# start of EXTRACTED MATERIAL

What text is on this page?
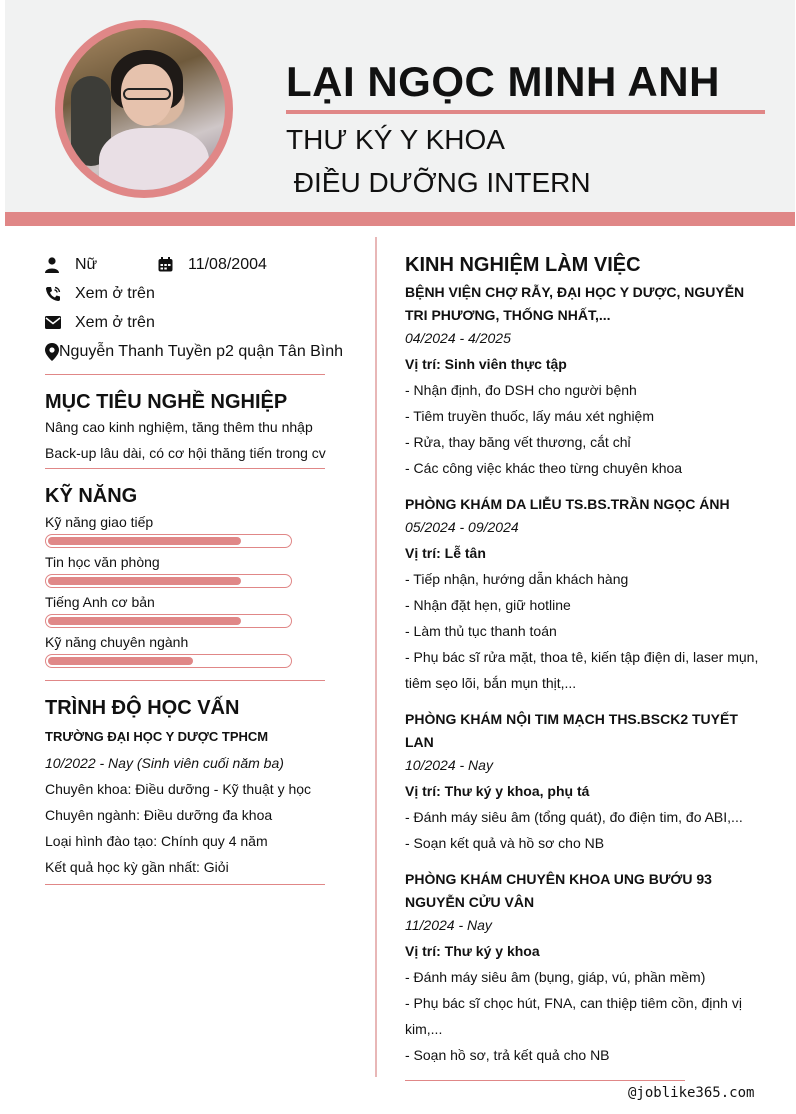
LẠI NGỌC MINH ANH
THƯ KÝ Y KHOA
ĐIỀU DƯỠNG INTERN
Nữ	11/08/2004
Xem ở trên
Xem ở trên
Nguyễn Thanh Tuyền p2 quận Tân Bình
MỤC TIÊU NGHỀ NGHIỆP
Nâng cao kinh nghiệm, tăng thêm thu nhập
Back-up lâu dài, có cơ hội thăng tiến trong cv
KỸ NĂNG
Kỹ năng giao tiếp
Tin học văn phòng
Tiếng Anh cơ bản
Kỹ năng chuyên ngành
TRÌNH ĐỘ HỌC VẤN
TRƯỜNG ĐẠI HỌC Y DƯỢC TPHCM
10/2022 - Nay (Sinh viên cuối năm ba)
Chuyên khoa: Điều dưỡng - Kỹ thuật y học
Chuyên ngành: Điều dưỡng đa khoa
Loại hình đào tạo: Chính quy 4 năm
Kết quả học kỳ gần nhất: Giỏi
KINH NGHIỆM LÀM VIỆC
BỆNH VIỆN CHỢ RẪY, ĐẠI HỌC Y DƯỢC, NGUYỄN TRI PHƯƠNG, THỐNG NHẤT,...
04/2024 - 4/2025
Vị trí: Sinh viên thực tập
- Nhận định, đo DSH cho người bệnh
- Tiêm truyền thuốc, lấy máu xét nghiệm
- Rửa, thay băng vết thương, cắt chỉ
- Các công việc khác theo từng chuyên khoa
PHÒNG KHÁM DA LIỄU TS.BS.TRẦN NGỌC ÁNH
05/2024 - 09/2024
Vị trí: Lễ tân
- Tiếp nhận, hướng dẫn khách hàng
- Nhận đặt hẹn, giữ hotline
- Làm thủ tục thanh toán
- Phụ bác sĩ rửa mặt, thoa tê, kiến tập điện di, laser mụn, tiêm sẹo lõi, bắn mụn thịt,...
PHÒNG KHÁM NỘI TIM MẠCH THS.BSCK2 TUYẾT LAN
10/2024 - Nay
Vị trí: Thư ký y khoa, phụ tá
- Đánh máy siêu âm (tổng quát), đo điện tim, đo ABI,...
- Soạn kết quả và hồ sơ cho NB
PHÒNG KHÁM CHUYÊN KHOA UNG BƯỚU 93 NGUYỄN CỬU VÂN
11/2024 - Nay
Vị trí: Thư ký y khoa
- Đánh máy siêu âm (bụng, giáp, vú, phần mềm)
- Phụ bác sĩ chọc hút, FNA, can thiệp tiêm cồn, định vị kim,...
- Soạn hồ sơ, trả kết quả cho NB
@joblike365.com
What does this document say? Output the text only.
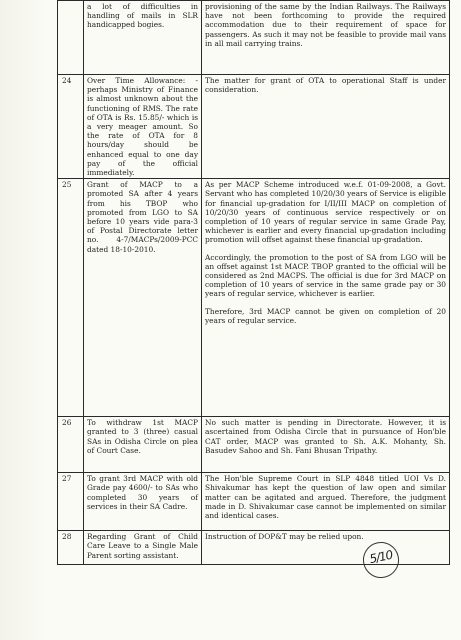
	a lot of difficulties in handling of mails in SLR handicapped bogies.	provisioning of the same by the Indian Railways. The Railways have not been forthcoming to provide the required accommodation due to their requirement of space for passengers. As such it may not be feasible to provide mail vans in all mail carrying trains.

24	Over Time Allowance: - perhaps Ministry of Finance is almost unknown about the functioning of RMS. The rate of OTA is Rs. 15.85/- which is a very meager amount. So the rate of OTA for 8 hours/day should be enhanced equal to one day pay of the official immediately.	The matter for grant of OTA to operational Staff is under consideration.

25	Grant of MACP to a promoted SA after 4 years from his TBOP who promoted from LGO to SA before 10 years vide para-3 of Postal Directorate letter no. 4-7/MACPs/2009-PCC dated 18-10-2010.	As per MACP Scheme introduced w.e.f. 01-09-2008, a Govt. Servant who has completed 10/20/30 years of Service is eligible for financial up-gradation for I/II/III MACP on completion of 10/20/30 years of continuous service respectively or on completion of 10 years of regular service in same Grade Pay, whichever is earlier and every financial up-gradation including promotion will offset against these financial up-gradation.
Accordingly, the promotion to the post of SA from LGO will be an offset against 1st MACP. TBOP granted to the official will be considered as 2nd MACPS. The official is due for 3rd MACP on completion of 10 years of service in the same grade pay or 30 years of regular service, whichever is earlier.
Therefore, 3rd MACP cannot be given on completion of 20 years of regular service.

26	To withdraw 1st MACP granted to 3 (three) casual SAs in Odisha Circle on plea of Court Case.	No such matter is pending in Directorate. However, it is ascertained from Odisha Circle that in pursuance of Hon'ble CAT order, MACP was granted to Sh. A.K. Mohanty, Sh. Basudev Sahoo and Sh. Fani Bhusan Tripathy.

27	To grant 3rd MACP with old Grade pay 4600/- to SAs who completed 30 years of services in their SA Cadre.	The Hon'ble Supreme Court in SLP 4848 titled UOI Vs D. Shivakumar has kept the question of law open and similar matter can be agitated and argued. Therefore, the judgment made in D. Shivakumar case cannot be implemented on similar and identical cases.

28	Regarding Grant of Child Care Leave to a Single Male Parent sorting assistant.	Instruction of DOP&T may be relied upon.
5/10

# end of EXTRACTED MATERIAL

### GOAL:
Find all the lines containing "offset" in the material, then copy them.

### WORKED ANSWER:
25	Grant of MACP to a promoted SA after 4 years from his TBOP who promoted from LGO to SA before 10 years vide para-3 of Postal Directorate letter no. 4-7/MACPs/2009-PCC dated 18-10-2010.	As per MACP Scheme introduced w.e.f. 01-09-2008, a Govt. Servant who has completed 10/20/30 years of Service is eligible for financial up-gradation for I/II/III MACP on completion of 10/20/30 years of continuous service respectively or on completion of 10 years of regular service in same Grade Pay, whichever is earlier and every financial up-gradation including promotion will offset against these financial up-gradation.
Accordingly, the promotion to the post of SA from LGO will be an offset against 1st MACP. TBOP granted to the official will be considered as 2nd MACPS. The official is due for 3rd MACP on completion of 10 years of service in the same grade pay or 30 years of regular service, whichever is earlier.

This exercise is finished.